## Stated goal:
Find the word "image" in the records below. List each line containing it.

** START OF Data records **

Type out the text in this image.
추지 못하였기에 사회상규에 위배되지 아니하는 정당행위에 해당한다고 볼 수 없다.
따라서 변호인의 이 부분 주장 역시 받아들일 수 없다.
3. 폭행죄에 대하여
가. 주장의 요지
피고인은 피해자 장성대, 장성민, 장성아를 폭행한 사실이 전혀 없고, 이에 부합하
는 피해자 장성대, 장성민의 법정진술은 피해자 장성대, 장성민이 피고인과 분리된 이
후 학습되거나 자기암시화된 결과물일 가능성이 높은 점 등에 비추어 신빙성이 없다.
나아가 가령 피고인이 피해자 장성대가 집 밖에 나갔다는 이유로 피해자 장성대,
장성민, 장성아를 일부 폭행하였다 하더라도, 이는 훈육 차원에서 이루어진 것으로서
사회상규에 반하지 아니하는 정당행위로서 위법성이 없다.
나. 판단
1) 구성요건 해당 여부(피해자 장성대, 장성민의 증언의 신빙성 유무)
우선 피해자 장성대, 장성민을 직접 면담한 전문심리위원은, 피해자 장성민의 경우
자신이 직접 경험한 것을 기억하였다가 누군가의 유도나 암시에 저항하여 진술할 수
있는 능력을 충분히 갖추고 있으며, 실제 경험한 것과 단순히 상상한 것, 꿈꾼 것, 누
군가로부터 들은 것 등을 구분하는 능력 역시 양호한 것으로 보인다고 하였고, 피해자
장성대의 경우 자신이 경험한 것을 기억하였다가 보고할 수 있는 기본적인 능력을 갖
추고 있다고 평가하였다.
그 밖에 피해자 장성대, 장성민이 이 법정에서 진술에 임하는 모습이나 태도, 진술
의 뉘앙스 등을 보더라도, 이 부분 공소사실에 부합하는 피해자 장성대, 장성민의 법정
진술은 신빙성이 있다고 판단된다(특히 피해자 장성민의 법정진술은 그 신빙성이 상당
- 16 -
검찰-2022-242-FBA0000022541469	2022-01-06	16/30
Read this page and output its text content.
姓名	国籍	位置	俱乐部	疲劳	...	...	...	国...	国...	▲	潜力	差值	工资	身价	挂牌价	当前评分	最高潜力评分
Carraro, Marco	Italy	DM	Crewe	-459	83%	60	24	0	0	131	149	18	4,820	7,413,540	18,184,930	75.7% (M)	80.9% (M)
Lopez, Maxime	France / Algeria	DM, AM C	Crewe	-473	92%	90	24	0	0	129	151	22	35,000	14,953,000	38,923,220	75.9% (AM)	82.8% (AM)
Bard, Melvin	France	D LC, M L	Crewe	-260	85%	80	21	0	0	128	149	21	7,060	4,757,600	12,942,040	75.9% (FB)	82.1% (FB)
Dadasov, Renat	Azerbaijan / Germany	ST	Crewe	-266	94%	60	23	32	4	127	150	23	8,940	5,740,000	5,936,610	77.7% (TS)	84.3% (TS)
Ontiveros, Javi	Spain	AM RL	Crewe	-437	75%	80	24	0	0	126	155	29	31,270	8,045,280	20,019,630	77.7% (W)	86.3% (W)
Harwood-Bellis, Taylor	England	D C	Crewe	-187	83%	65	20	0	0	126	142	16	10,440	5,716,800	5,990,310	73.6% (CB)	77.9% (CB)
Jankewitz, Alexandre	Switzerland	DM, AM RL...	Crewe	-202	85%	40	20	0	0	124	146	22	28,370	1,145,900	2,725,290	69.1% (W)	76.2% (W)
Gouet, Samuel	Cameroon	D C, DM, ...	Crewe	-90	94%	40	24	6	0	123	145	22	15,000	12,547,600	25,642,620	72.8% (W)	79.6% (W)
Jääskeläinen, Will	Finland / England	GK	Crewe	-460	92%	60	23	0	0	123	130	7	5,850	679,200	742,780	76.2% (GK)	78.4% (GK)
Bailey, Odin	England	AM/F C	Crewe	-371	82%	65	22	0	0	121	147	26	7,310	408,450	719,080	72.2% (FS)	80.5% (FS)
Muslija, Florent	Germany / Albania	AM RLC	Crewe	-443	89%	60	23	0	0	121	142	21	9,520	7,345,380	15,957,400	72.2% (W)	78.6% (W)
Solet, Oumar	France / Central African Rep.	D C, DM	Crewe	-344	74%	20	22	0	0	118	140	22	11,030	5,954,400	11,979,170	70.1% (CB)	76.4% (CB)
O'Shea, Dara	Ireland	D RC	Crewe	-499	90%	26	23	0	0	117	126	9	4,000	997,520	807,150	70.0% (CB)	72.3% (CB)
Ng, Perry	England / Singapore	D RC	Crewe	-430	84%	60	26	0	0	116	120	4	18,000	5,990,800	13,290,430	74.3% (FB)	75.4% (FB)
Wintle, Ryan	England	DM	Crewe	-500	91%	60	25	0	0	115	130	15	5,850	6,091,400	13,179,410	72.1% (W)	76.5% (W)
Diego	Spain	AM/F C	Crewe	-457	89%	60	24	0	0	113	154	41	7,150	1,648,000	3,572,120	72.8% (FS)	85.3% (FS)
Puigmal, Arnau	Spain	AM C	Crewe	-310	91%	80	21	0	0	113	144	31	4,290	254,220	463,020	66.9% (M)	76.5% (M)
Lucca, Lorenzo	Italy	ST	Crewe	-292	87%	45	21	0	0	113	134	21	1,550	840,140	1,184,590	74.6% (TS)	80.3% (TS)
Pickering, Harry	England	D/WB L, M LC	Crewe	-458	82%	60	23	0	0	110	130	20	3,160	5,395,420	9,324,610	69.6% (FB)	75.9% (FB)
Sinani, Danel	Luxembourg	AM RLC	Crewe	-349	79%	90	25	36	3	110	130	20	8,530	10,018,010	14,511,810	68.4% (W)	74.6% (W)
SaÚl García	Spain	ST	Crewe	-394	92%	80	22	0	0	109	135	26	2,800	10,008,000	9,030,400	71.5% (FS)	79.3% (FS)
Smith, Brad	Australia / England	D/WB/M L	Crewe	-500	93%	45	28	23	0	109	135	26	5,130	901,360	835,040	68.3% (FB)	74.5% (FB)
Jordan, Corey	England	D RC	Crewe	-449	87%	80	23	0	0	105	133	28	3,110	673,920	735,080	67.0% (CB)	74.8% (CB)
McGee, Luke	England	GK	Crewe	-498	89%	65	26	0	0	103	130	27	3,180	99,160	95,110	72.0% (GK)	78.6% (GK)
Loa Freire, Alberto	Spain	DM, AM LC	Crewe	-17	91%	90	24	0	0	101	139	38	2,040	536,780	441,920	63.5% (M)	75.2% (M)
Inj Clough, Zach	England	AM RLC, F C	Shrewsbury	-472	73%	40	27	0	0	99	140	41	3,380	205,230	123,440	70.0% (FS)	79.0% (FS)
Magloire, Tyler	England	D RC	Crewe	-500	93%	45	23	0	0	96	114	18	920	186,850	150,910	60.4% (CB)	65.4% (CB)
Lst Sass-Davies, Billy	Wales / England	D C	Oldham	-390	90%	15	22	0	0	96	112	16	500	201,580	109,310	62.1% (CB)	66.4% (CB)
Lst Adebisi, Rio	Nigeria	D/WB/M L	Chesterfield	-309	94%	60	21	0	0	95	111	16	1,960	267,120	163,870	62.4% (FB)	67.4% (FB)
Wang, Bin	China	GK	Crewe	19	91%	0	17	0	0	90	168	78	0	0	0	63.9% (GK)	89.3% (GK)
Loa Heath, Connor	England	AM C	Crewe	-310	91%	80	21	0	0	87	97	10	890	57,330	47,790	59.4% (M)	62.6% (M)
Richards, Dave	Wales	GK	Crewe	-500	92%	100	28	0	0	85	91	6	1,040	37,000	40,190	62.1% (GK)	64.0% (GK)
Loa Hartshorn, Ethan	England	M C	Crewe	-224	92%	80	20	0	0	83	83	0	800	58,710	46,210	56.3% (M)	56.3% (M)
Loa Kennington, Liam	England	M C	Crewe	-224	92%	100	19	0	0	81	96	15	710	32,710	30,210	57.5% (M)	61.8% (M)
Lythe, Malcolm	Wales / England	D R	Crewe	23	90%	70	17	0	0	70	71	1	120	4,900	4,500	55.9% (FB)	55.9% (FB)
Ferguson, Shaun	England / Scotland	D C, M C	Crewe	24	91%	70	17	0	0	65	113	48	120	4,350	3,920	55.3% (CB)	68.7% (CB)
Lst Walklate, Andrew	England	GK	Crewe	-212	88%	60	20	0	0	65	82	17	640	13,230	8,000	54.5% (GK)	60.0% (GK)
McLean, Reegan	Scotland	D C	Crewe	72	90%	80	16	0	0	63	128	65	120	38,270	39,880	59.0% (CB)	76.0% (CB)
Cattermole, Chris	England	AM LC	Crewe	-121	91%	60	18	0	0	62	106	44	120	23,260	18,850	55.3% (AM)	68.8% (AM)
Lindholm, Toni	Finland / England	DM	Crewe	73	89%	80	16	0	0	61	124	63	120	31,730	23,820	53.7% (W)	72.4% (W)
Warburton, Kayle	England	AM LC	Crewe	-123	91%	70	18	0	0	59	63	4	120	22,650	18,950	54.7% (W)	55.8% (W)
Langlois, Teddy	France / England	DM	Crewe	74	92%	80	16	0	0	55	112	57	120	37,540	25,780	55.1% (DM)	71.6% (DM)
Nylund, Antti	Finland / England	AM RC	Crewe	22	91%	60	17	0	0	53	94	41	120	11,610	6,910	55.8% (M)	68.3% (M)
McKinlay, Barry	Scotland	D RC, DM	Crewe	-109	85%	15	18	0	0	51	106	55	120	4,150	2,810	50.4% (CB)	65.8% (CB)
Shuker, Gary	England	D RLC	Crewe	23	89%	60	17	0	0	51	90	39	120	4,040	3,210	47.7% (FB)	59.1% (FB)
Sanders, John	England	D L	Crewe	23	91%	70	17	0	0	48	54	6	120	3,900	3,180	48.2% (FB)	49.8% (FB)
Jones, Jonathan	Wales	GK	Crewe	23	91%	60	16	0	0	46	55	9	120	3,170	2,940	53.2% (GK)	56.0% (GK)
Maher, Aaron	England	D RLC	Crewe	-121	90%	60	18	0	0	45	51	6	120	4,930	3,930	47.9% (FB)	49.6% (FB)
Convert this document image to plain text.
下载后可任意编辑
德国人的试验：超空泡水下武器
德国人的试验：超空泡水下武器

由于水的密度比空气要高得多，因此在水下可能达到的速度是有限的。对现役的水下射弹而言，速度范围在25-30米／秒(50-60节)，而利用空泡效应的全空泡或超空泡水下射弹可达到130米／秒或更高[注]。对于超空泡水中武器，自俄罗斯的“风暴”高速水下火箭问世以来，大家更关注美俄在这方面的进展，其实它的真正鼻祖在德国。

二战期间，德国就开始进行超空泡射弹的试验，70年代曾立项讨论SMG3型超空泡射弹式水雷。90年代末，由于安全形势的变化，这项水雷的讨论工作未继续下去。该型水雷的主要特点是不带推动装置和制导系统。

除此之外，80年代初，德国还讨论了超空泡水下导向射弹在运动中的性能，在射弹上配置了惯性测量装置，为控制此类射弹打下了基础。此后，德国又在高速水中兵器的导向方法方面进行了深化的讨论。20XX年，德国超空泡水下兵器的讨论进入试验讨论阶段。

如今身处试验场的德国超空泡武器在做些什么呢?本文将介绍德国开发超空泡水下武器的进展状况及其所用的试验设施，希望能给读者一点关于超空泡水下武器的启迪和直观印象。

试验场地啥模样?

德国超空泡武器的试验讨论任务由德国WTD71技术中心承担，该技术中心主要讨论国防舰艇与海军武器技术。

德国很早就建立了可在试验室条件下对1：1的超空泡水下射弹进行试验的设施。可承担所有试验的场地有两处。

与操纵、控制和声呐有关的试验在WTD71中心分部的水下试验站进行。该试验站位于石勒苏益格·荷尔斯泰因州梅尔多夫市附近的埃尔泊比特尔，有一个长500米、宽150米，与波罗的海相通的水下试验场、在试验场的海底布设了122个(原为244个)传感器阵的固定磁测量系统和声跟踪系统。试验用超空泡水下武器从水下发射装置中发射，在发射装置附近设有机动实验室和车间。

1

** END OF Data records **

## Task response:
Type out the text in this image.
Convert this document image to plain text.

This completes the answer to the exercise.